(Stored records)
'''
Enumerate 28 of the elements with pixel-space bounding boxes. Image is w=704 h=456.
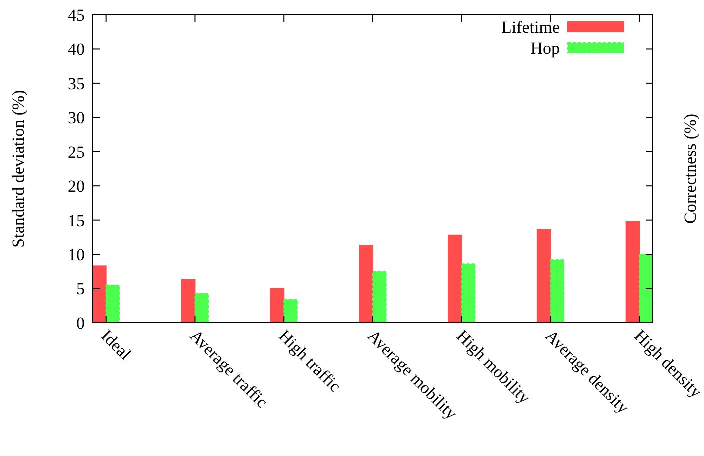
- bar: [461, 264, 476, 324]
- y-tick-label: 20: [68, 177, 85, 196]
- bar: [92, 266, 107, 324]
- y-tick-label: 0: [76, 314, 85, 333]
- bar: [181, 279, 196, 324]
- y-tick-label: 30: [68, 108, 85, 128]
- y-tick-label: 10: [68, 246, 85, 265]
- y-axis-title: Standard deviation (%): [9, 90, 28, 248]
- y-tick-label: 5: [76, 280, 85, 299]
- legend-label: Lifetime: [501, 18, 560, 37]
- y-tick-label: 40: [68, 40, 85, 60]
- y-tick-label: 35: [68, 74, 85, 94]
- bar: [639, 254, 654, 324]
- bar: [194, 293, 210, 324]
- bar: [270, 288, 285, 324]
- y-tick-label: 15: [68, 211, 85, 230]
- bar: [284, 299, 298, 324]
- bar: [550, 260, 565, 324]
- y-tick-label: 45: [68, 6, 85, 25]
- bar: [448, 234, 462, 324]
- bar: [626, 221, 640, 324]
- y-tick-label: 25: [68, 142, 85, 162]
- bar: [372, 271, 387, 324]
- y2-axis-title: Correctness (%): [681, 114, 700, 224]
- bar: [359, 245, 374, 324]
- legend-label: Hop: [530, 38, 560, 58]
- bar: [536, 229, 552, 324]
- bar: [106, 284, 120, 324]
'''
Repeat the lines word for word, beginning with the line that contains "- bar: [461, 264, 476, 324]" and continuing through the line that contains "- legend-label: Lifetime: [501, 18, 560, 37]".

RESULT FOR THIS EXERCISE –
- bar: [461, 264, 476, 324]
- y-tick-label: 20: [68, 177, 85, 196]
- bar: [92, 266, 107, 324]
- y-tick-label: 0: [76, 314, 85, 333]
- bar: [181, 279, 196, 324]
- y-tick-label: 30: [68, 108, 85, 128]
- y-tick-label: 10: [68, 246, 85, 265]
- y-axis-title: Standard deviation (%): [9, 90, 28, 248]
- y-tick-label: 5: [76, 280, 85, 299]
- legend-label: Lifetime: [501, 18, 560, 37]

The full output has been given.